> Goal
Retype the entries below character for character, starting at the first line and ending with the line that contains "unlimited-objects-label-line1: Unlimited <box>840".

+-------+

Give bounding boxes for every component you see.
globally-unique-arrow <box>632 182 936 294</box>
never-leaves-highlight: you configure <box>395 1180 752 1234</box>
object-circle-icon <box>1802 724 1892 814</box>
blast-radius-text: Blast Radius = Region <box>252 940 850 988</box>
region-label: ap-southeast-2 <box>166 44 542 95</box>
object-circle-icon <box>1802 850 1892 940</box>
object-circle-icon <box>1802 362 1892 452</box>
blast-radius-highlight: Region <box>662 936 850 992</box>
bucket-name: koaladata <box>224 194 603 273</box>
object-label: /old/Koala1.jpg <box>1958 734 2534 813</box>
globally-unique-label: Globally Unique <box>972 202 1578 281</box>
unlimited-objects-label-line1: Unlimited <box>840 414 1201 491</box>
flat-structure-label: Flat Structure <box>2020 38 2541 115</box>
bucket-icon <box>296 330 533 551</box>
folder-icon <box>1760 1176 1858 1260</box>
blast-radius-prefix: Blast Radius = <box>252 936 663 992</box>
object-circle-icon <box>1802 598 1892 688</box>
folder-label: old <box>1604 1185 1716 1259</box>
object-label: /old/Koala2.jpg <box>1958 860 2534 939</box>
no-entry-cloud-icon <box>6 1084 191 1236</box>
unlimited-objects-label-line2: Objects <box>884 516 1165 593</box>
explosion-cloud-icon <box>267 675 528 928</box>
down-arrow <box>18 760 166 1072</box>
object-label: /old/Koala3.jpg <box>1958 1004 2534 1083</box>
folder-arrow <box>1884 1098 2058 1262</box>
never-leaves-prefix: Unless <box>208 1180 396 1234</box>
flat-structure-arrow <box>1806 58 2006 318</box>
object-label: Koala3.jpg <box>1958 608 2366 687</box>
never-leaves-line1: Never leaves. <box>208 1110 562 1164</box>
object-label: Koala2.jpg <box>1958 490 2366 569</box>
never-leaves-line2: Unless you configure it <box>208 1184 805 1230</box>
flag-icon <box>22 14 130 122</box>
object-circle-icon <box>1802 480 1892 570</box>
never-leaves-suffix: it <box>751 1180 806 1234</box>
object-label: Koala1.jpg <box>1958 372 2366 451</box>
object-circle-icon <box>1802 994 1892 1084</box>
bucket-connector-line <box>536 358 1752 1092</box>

+-------+

> Result
Give bounding boxes for every component you see.
globally-unique-arrow <box>632 182 936 294</box>
never-leaves-highlight: you configure <box>395 1180 752 1234</box>
object-circle-icon <box>1802 724 1892 814</box>
blast-radius-text: Blast Radius = Region <box>252 940 850 988</box>
region-label: ap-southeast-2 <box>166 44 542 95</box>
object-circle-icon <box>1802 850 1892 940</box>
object-circle-icon <box>1802 362 1892 452</box>
blast-radius-highlight: Region <box>662 936 850 992</box>
bucket-name: koaladata <box>224 194 603 273</box>
object-label: /old/Koala1.jpg <box>1958 734 2534 813</box>
globally-unique-label: Globally Unique <box>972 202 1578 281</box>
unlimited-objects-label-line1: Unlimited <box>840 414 1201 491</box>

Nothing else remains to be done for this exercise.